* START Input rows *
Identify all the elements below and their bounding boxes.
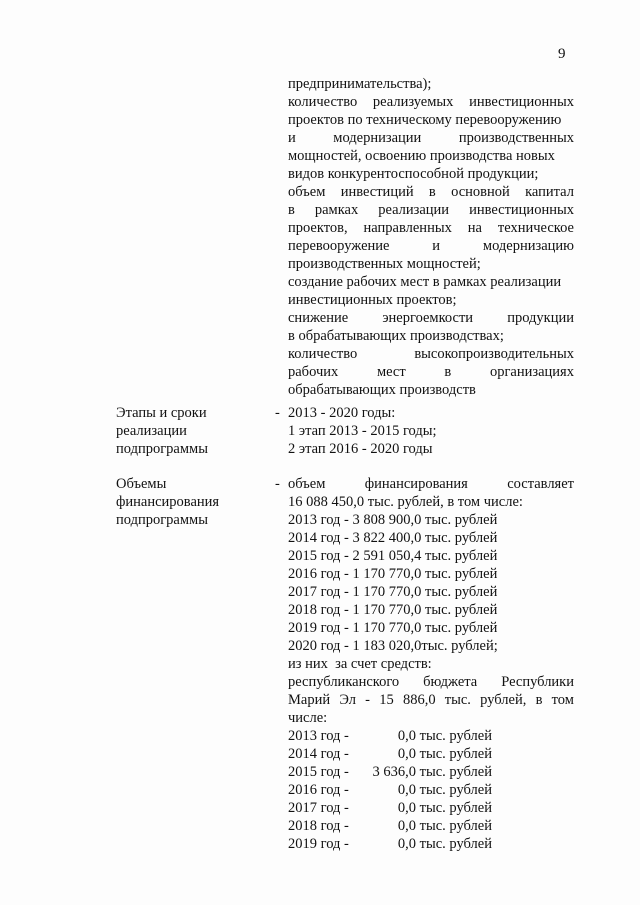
word: техническое <box>497 220 574 236</box>
funding-label: Объемы <box>116 476 167 492</box>
indicator-line: в обрабатывающих производствах; <box>288 328 504 344</box>
republic-amount: 0,0 <box>397 728 416 744</box>
word: мест <box>376 364 406 380</box>
republic-amount: 0,0 <box>397 782 416 798</box>
republic-year-row <box>288 782 492 799</box>
word: тыс. <box>444 692 471 708</box>
word: количество <box>288 346 358 362</box>
word: реализации <box>378 202 450 218</box>
word: производственных <box>458 130 574 146</box>
funding-year-row: 2013 год - 3 808 900,0 тыс. рублей <box>288 512 498 528</box>
funding-sources-intro: из них за счет средств: <box>288 656 432 672</box>
indicator-line: создание рабочих мест в рамках реализации <box>288 274 562 290</box>
stages-dash: - <box>275 405 280 421</box>
word: инвестиций <box>340 184 414 200</box>
word: Эл <box>339 692 356 708</box>
word: реализуемых <box>372 94 454 110</box>
indicator-line <box>288 202 574 219</box>
republic-budget-line <box>288 674 574 691</box>
funding-intro: 16 088 450,0 тыс. рублей, в том числе: <box>288 494 523 510</box>
indicator-line <box>288 94 574 111</box>
republic-amount: 0,0 <box>397 836 416 852</box>
republic-year: 2019 год - <box>288 836 349 852</box>
indicator-line <box>288 364 574 381</box>
word: в <box>428 184 436 200</box>
word: республиканского <box>288 674 400 690</box>
indicator-line: видов конкурентоспособной продукции; <box>288 166 539 182</box>
word: бюджета <box>423 674 478 690</box>
republic-year-row <box>288 764 492 781</box>
republic-amount: 0,0 <box>397 800 416 816</box>
word: рублей, <box>480 692 527 708</box>
word: направленных <box>363 220 452 236</box>
word: энергоемкости <box>382 310 474 326</box>
word: проектов, <box>288 220 348 236</box>
funding-label: финансирования <box>116 494 220 510</box>
stages-value: 2013 - 2020 годы: <box>288 405 396 421</box>
republic-unit: тыс. рублей <box>416 764 492 780</box>
word: организациях <box>489 364 574 380</box>
page-number: 9 <box>558 46 566 62</box>
republic-unit: тыс. рублей <box>416 800 492 816</box>
word: на <box>467 220 482 236</box>
word: перевооружение <box>288 238 390 254</box>
word: в <box>288 202 295 218</box>
republic-unit: тыс. рублей <box>416 746 492 762</box>
word: и <box>432 238 441 254</box>
indicator-line: предпринимательства); <box>288 76 432 92</box>
word: том <box>551 692 574 708</box>
word: Марий <box>288 692 331 708</box>
republic-unit: тыс. рублей <box>416 818 492 834</box>
republic-year-row <box>288 836 492 853</box>
republic-year: 2013 год - <box>288 728 349 744</box>
indicator-line: производственных мощностей; <box>288 256 481 272</box>
republic-year: 2014 год - <box>288 746 349 762</box>
word: основной <box>451 184 510 200</box>
word: капитал <box>525 184 574 200</box>
funding-year-row: 2018 год - 1 170 770,0 тыс. рублей <box>288 602 498 618</box>
indicator-line: инвестиционных проектов; <box>288 292 457 308</box>
stages-label: Этапы и сроки <box>116 405 207 421</box>
word: инвестиционных <box>469 94 574 110</box>
indicator-line <box>288 220 574 237</box>
republic-amount: 0,0 <box>397 746 416 762</box>
word: Республики <box>501 674 574 690</box>
republic-year: 2015 год - <box>288 764 349 780</box>
word: высокопроизводительных <box>414 346 574 362</box>
stages-label: реализации <box>116 423 187 439</box>
word: объем <box>288 476 326 492</box>
stages-label: подпрограммы <box>116 441 208 457</box>
republic-amount: 0,0 <box>397 818 416 834</box>
republic-year-row <box>288 746 492 763</box>
indicator-line <box>288 310 574 327</box>
republic-year: 2016 год - <box>288 782 349 798</box>
word: модернизацию <box>482 238 574 254</box>
word: снижение <box>288 310 349 326</box>
republic-year: 2018 год - <box>288 818 349 834</box>
indicator-line <box>288 184 574 201</box>
republic-year: 2017 год - <box>288 800 349 816</box>
stages-value: 1 этап 2013 - 2015 годы; <box>288 423 437 439</box>
word: 15 <box>379 692 394 708</box>
republic-budget-line <box>288 692 574 709</box>
indicator-line: проектов по техническому перевооружению <box>288 112 562 128</box>
republic-year-row <box>288 728 492 745</box>
word: модернизации <box>333 130 422 146</box>
republic-unit: тыс. рублей <box>416 836 492 852</box>
word: в <box>535 692 543 708</box>
word: 886,0 <box>402 692 436 708</box>
stages-value: 2 этап 2016 - 2020 годы <box>288 441 433 457</box>
word: количество <box>288 94 358 110</box>
republic-unit: тыс. рублей <box>416 728 492 744</box>
word: и <box>288 130 296 146</box>
funding-year-row: 2016 год - 1 170 770,0 тыс. рублей <box>288 566 498 582</box>
funding-year-row: 2020 год - 1 183 020,0тыс. рублей; <box>288 638 498 654</box>
word: инвестиционных <box>469 202 574 218</box>
funding-intro <box>288 476 574 493</box>
indicator-line: обрабатывающих производств <box>288 382 476 398</box>
funding-year-row: 2017 год - 1 170 770,0 тыс. рублей <box>288 584 498 600</box>
indicator-line <box>288 130 574 147</box>
indicator-line <box>288 346 574 363</box>
funding-year-row: 2019 год - 1 170 770,0 тыс. рублей <box>288 620 498 636</box>
republic-budget-line: числе: <box>288 710 328 726</box>
indicator-line: мощностей, освоению производства новых <box>288 148 555 164</box>
funding-year-row: 2014 год - 3 822 400,0 тыс. рублей <box>288 530 498 546</box>
funding-year-row: 2015 год - 2 591 050,4 тыс. рублей <box>288 548 498 564</box>
republic-amount: 3 636,0 <box>372 764 416 780</box>
republic-year-row <box>288 800 492 817</box>
word: - <box>365 692 371 708</box>
word: финансирования <box>364 476 468 492</box>
funding-label: подпрограммы <box>116 512 208 528</box>
word: рабочих <box>288 364 339 380</box>
republic-unit: тыс. рублей <box>416 782 492 798</box>
republic-year-row <box>288 818 492 835</box>
funding-dash: - <box>275 476 280 492</box>
word: объем <box>288 184 326 200</box>
word: составляет <box>507 476 574 492</box>
indicator-line <box>288 238 574 255</box>
word: в <box>444 364 452 380</box>
word: продукции <box>507 310 574 326</box>
word: рамках <box>314 202 359 218</box>
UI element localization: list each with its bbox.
* END Input rows *
Exercise goal: Could you copy all of the records above word for word, leaving out the pictures?

Worked answer:
Identify all the elements below and their bounding boxes.
word: техническое <box>497 220 574 236</box>
funding-label: Объемы <box>116 476 167 492</box>
indicator-line: в обрабатывающих производствах; <box>288 328 504 344</box>
republic-amount: 0,0 <box>397 728 416 744</box>
word: мест <box>376 364 406 380</box>
republic-amount: 0,0 <box>397 782 416 798</box>
republic-year-row <box>288 782 492 799</box>
word: тыс. <box>444 692 471 708</box>
word: количество <box>288 346 358 362</box>
word: реализации <box>378 202 450 218</box>
word: производственных <box>458 130 574 146</box>
funding-year-row: 2013 год - 3 808 900,0 тыс. рублей <box>288 512 498 528</box>
funding-sources-intro: из них за счет средств: <box>288 656 432 672</box>
indicator-line: создание рабочих мест в рамках реализации <box>288 274 562 290</box>
stages-dash: - <box>275 405 280 421</box>
word: инвестиций <box>340 184 414 200</box>
word: Эл <box>339 692 356 708</box>
word: реализуемых <box>372 94 454 110</box>
indicator-line <box>288 202 574 219</box>
republic-budget-line <box>288 674 574 691</box>
funding-intro: 16 088 450,0 тыс. рублей, в том числе: <box>288 494 523 510</box>
indicator-line <box>288 94 574 111</box>
republic-amount: 0,0 <box>397 836 416 852</box>
republic-year: 2019 год - <box>288 836 349 852</box>
indicator-line <box>288 364 574 381</box>
word: в <box>428 184 436 200</box>
word: республиканского <box>288 674 400 690</box>
indicator-line: видов конкурентоспособной продукции; <box>288 166 539 182</box>
word: бюджета <box>423 674 478 690</box>
republic-year-row <box>288 764 492 781</box>
republic-amount: 0,0 <box>397 800 416 816</box>
word: рублей, <box>480 692 527 708</box>
word: направленных <box>363 220 452 236</box>
word: энергоемкости <box>382 310 474 326</box>
word: проектов, <box>288 220 348 236</box>
funding-label: финансирования <box>116 494 220 510</box>
stages-value: 2013 - 2020 годы: <box>288 405 396 421</box>
republic-unit: тыс. рублей <box>416 764 492 780</box>
word: организациях <box>489 364 574 380</box>
page-number: 9 <box>558 46 566 62</box>
republic-unit: тыс. рублей <box>416 800 492 816</box>
word: на <box>467 220 482 236</box>
word: перевооружение <box>288 238 390 254</box>
word: в <box>288 202 295 218</box>
republic-unit: тыс. рублей <box>416 746 492 762</box>
word: и <box>432 238 441 254</box>
indicator-line: предпринимательства); <box>288 76 432 92</box>
word: том <box>551 692 574 708</box>
word: Марий <box>288 692 331 708</box>
republic-unit: тыс. рублей <box>416 818 492 834</box>
republic-year-row <box>288 836 492 853</box>
republic-year: 2013 год - <box>288 728 349 744</box>
indicator-line: производственных мощностей; <box>288 256 481 272</box>
republic-year: 2014 год - <box>288 746 349 762</box>
word: основной <box>451 184 510 200</box>
word: капитал <box>525 184 574 200</box>
funding-year-row: 2018 год - 1 170 770,0 тыс. рублей <box>288 602 498 618</box>
indicator-line: инвестиционных проектов; <box>288 292 457 308</box>
stages-label: Этапы и сроки <box>116 405 207 421</box>
word: инвестиционных <box>469 94 574 110</box>
indicator-line <box>288 220 574 237</box>
republic-amount: 0,0 <box>397 746 416 762</box>
word: Республики <box>501 674 574 690</box>
republic-year: 2015 год - <box>288 764 349 780</box>
word: высокопроизводительных <box>414 346 574 362</box>
stages-label: реализации <box>116 423 187 439</box>
word: объем <box>288 476 326 492</box>
stages-label: подпрограммы <box>116 441 208 457</box>
republic-amount: 0,0 <box>397 818 416 834</box>
republic-year-row <box>288 746 492 763</box>
indicator-line <box>288 310 574 327</box>
republic-year: 2016 год - <box>288 782 349 798</box>
word: модернизацию <box>482 238 574 254</box>
word: снижение <box>288 310 349 326</box>
republic-year: 2018 год - <box>288 818 349 834</box>
indicator-line <box>288 184 574 201</box>
republic-year: 2017 год - <box>288 800 349 816</box>
stages-value: 1 этап 2013 - 2015 годы; <box>288 423 437 439</box>
word: 15 <box>379 692 394 708</box>
republic-budget-line <box>288 692 574 709</box>
indicator-line: проектов по техническому перевооружению <box>288 112 562 128</box>
republic-year-row <box>288 728 492 745</box>
word: модернизации <box>333 130 422 146</box>
republic-unit: тыс. рублей <box>416 836 492 852</box>
word: в <box>535 692 543 708</box>
word: 886,0 <box>402 692 436 708</box>
stages-value: 2 этап 2016 - 2020 годы <box>288 441 433 457</box>
word: количество <box>288 94 358 110</box>
republic-unit: тыс. рублей <box>416 728 492 744</box>
word: и <box>288 130 296 146</box>
funding-year-row: 2016 год - 1 170 770,0 тыс. рублей <box>288 566 498 582</box>
funding-year-row: 2020 год - 1 183 020,0тыс. рублей; <box>288 638 498 654</box>
word: инвестиционных <box>469 202 574 218</box>
funding-intro <box>288 476 574 493</box>
indicator-line: обрабатывающих производств <box>288 382 476 398</box>
funding-year-row: 2017 год - 1 170 770,0 тыс. рублей <box>288 584 498 600</box>
indicator-line <box>288 130 574 147</box>
indicator-line <box>288 346 574 363</box>
funding-year-row: 2019 год - 1 170 770,0 тыс. рублей <box>288 620 498 636</box>
republic-budget-line: числе: <box>288 710 328 726</box>
indicator-line: мощностей, освоению производства новых <box>288 148 555 164</box>
funding-year-row: 2014 год - 3 822 400,0 тыс. рублей <box>288 530 498 546</box>
funding-year-row: 2015 год - 2 591 050,4 тыс. рублей <box>288 548 498 564</box>
republic-amount: 3 636,0 <box>372 764 416 780</box>
republic-year-row <box>288 800 492 817</box>
word: - <box>365 692 371 708</box>
word: финансирования <box>364 476 468 492</box>
funding-label: подпрограммы <box>116 512 208 528</box>
word: рабочих <box>288 364 339 380</box>
republic-unit: тыс. рублей <box>416 782 492 798</box>
republic-year-row <box>288 818 492 835</box>
funding-dash: - <box>275 476 280 492</box>
word: объем <box>288 184 326 200</box>
word: составляет <box>507 476 574 492</box>
indicator-line <box>288 238 574 255</box>
word: в <box>444 364 452 380</box>
word: продукции <box>507 310 574 326</box>
word: рамках <box>314 202 359 218</box>
UI element localization: list each with its bbox.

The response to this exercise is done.